Dataset records:
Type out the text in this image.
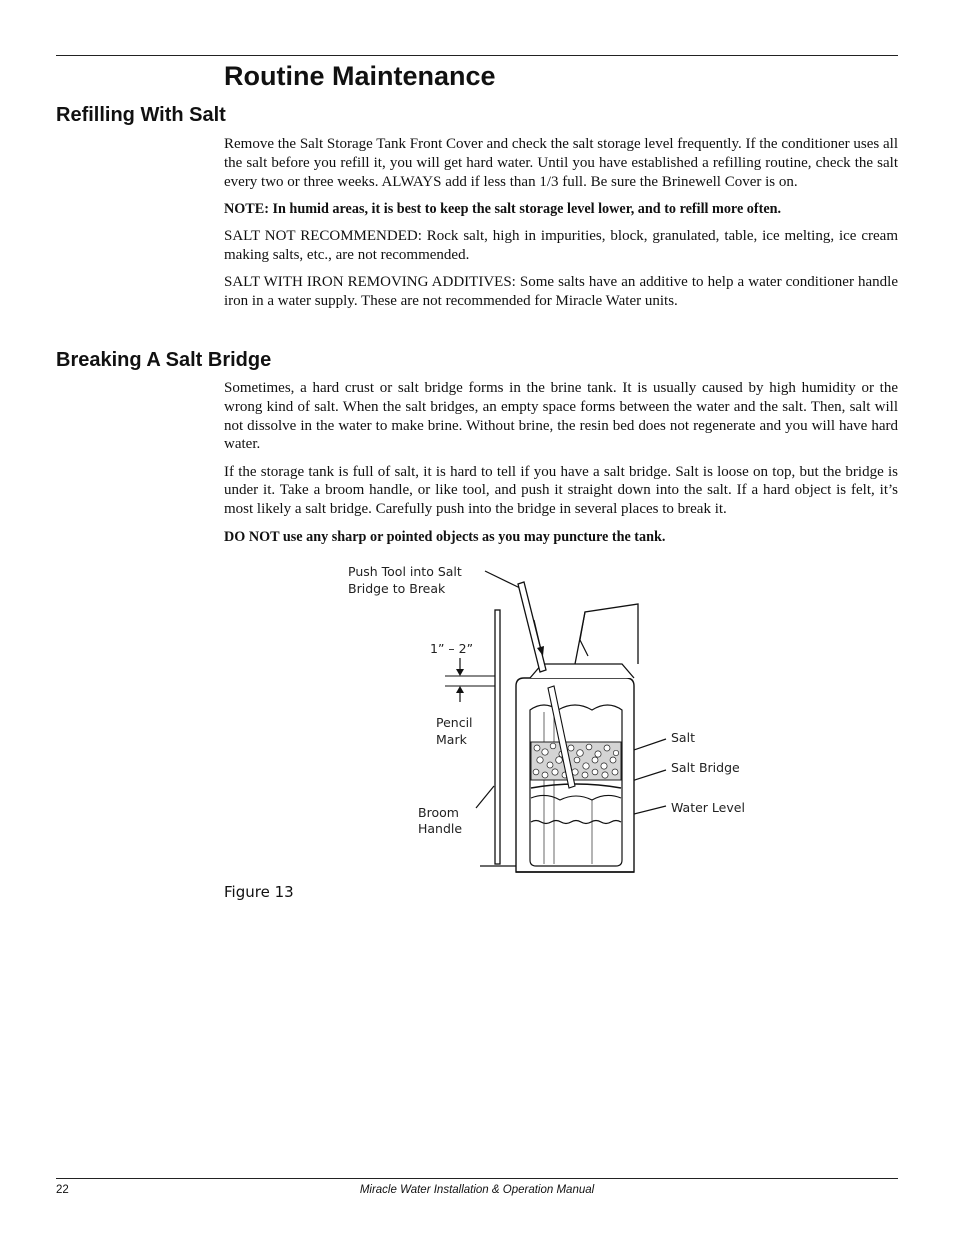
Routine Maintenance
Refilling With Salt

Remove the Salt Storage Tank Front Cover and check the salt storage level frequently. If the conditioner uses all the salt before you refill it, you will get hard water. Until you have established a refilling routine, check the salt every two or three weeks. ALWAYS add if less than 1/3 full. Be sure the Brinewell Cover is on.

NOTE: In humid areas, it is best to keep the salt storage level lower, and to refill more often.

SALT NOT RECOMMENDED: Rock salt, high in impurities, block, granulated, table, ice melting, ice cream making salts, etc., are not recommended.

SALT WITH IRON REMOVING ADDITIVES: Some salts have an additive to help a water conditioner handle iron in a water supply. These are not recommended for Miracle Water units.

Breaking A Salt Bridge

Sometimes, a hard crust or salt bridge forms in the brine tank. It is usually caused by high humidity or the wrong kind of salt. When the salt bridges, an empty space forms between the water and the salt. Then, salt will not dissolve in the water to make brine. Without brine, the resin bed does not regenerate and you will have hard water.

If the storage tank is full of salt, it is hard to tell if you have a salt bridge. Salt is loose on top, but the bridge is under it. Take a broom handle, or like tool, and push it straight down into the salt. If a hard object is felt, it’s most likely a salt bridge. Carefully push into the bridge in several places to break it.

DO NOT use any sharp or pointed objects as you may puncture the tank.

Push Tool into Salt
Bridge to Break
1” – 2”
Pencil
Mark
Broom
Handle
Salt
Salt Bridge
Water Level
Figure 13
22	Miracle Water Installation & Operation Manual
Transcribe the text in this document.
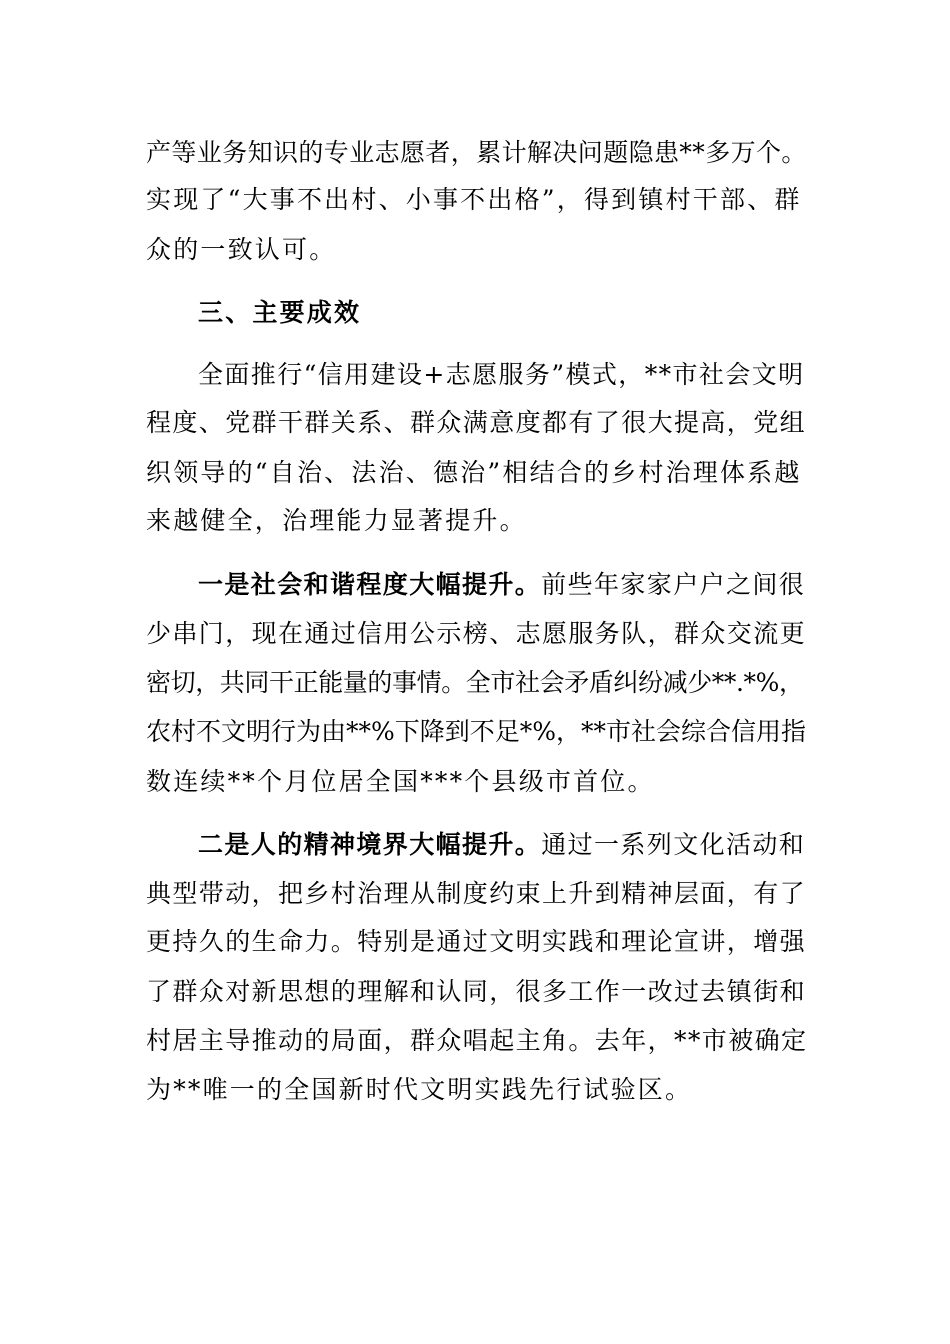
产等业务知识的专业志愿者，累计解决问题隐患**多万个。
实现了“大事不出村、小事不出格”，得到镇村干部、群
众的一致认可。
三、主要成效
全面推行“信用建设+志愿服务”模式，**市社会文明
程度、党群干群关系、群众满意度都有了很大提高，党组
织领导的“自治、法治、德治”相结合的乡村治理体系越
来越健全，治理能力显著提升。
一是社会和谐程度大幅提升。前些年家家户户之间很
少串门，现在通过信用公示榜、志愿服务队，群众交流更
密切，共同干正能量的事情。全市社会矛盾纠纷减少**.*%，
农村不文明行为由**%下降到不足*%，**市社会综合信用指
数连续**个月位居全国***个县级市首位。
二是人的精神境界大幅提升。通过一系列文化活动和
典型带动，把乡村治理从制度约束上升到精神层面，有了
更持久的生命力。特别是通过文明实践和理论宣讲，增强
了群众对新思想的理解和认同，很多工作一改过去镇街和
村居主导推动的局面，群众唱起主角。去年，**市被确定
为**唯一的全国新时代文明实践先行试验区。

_Description of the task_:
In this exercise, set down all of the data exactly, without the pictures.

_Expected answer_:
Type out the text in this image.
Routine Maintenance
Refilling With Salt

Remove the Salt Storage Tank Front Cover and check the salt storage level frequently. If the conditioner uses all the salt before you refill it, you will get hard water. Until you have established a refilling routine, check the salt every two or three weeks. ALWAYS add if less than 1/3 full. Be sure the Brinewell Cover is on.

NOTE: In humid areas, it is best to keep the salt storage level lower, and to refill more often.

SALT NOT RECOMMENDED: Rock salt, high in impurities, block, granulated, table, ice melting, ice cream making salts, etc., are not recommended.

SALT WITH IRON REMOVING ADDITIVES: Some salts have an additive to help a water conditioner handle iron in a water supply. These are not recommended for Miracle Water units.

Breaking A Salt Bridge

Sometimes, a hard crust or salt bridge forms in the brine tank. It is usually caused by high humidity or the wrong kind of salt. When the salt bridges, an empty space forms between the water and the salt. Then, salt will not dissolve in the water to make brine. Without brine, the resin bed does not regenerate and you will have hard water.

If the storage tank is full of salt, it is hard to tell if you have a salt bridge. Salt is loose on top, but the bridge is under it. Take a broom handle, or like tool, and push it straight down into the salt. If a hard object is felt, it’s most likely a salt bridge. Carefully push into the bridge in several places to break it.

DO NOT use any sharp or pointed objects as you may puncture the tank.

Push Tool into Salt
Bridge to Break
1” – 2”
Pencil
Mark
Broom
Handle
Salt
Salt Bridge
Water Level
Figure 13
22	Miracle Water Installation & Operation Manual
Transcribe the text in this document.
产等业务知识的专业志愿者，累计解决问题隐患**多万个。
实现了“大事不出村、小事不出格”，得到镇村干部、群
众的一致认可。
三、主要成效
全面推行“信用建设+志愿服务”模式，**市社会文明
程度、党群干群关系、群众满意度都有了很大提高，党组
织领导的“自治、法治、德治”相结合的乡村治理体系越
来越健全，治理能力显著提升。
一是社会和谐程度大幅提升。前些年家家户户之间很
少串门，现在通过信用公示榜、志愿服务队，群众交流更
密切，共同干正能量的事情。全市社会矛盾纠纷减少**.*%，
农村不文明行为由**%下降到不足*%，**市社会综合信用指
数连续**个月位居全国***个县级市首位。
二是人的精神境界大幅提升。通过一系列文化活动和
典型带动，把乡村治理从制度约束上升到精神层面，有了
更持久的生命力。特别是通过文明实践和理论宣讲，增强
了群众对新思想的理解和认同，很多工作一改过去镇街和
村居主导推动的局面，群众唱起主角。去年，**市被确定
为**唯一的全国新时代文明实践先行试验区。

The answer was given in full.